§ STATED TASK: Extract, from the records beneath this instruction, each line that contains the word "structured".
──────── DATA SECTION ────────
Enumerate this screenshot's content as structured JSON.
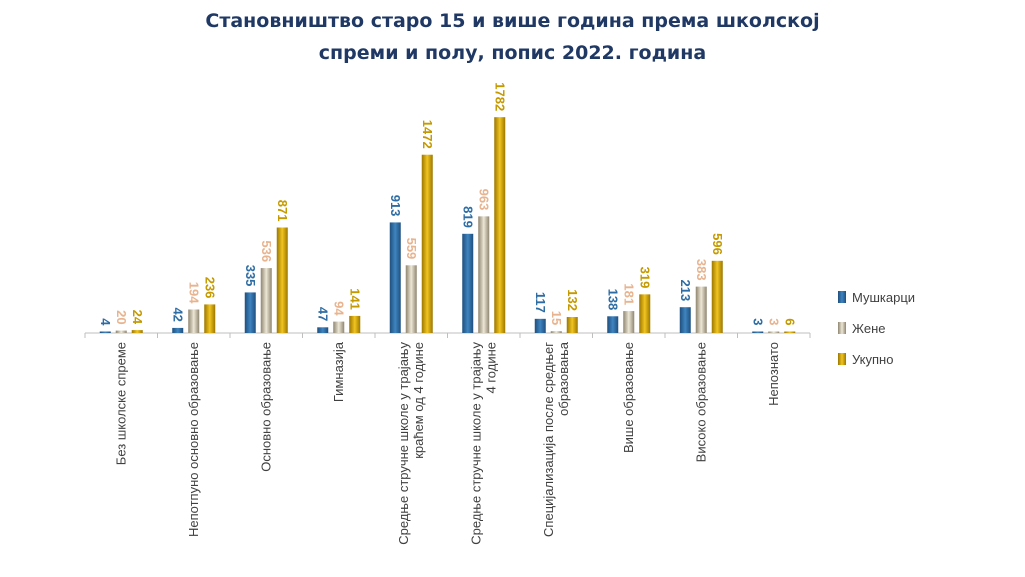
{
  "title": {
    "line1": "Становништво старо 15 и више година према школској",
    "line2": "спреми и полу, попис 2022. година"
  },
  "colors": {
    "men": "#2e6da4",
    "women": "#c9bfa6",
    "total": "#d3a400",
    "men_label": "#2e6da4",
    "women_label": "#e8b48f",
    "total_label": "#c59a00"
  },
  "chart_data": {
    "type": "bar",
    "categories": [
      [
        "Без школске спреме"
      ],
      [
        "Непотпуно основно образовање"
      ],
      [
        "Основно образовање"
      ],
      [
        "Гимназија"
      ],
      [
        "Средње стручне школе у трајању",
        "краћем од 4 године"
      ],
      [
        "Средње стручне школе у трајању",
        "4 године"
      ],
      [
        "Специјализација после средњег",
        "образовања"
      ],
      [
        "Више образовање"
      ],
      [
        "Високо образовање"
      ],
      [
        "Непознато"
      ]
    ],
    "series": [
      {
        "name": "Мушкарци",
        "values": [
          4,
          42,
          335,
          47,
          913,
          819,
          117,
          138,
          213,
          3
        ]
      },
      {
        "name": "Жене",
        "values": [
          20,
          194,
          536,
          94,
          559,
          963,
          15,
          181,
          383,
          3
        ]
      },
      {
        "name": "Укупно",
        "values": [
          24,
          236,
          871,
          141,
          1472,
          1782,
          132,
          319,
          596,
          6
        ]
      }
    ],
    "ylim": [
      0,
      1800
    ],
    "grid": false,
    "legend_position": "right"
  }
}
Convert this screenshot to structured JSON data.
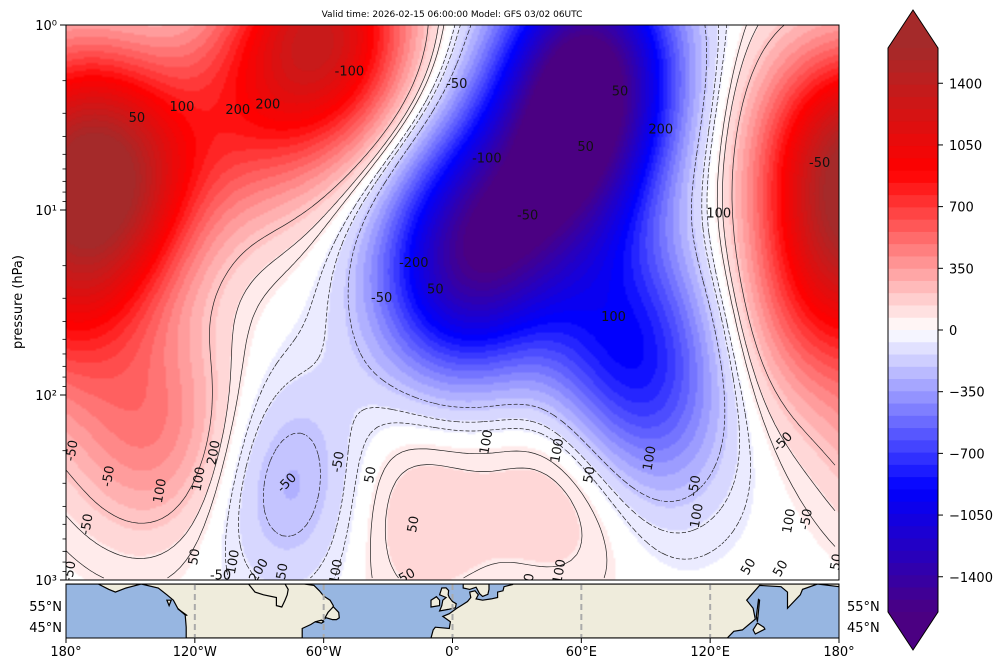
────────
§ FULL ANSWER:
Enumerate this screenshot's content as structured JSON.
Convert this screenshot to structured JSON data.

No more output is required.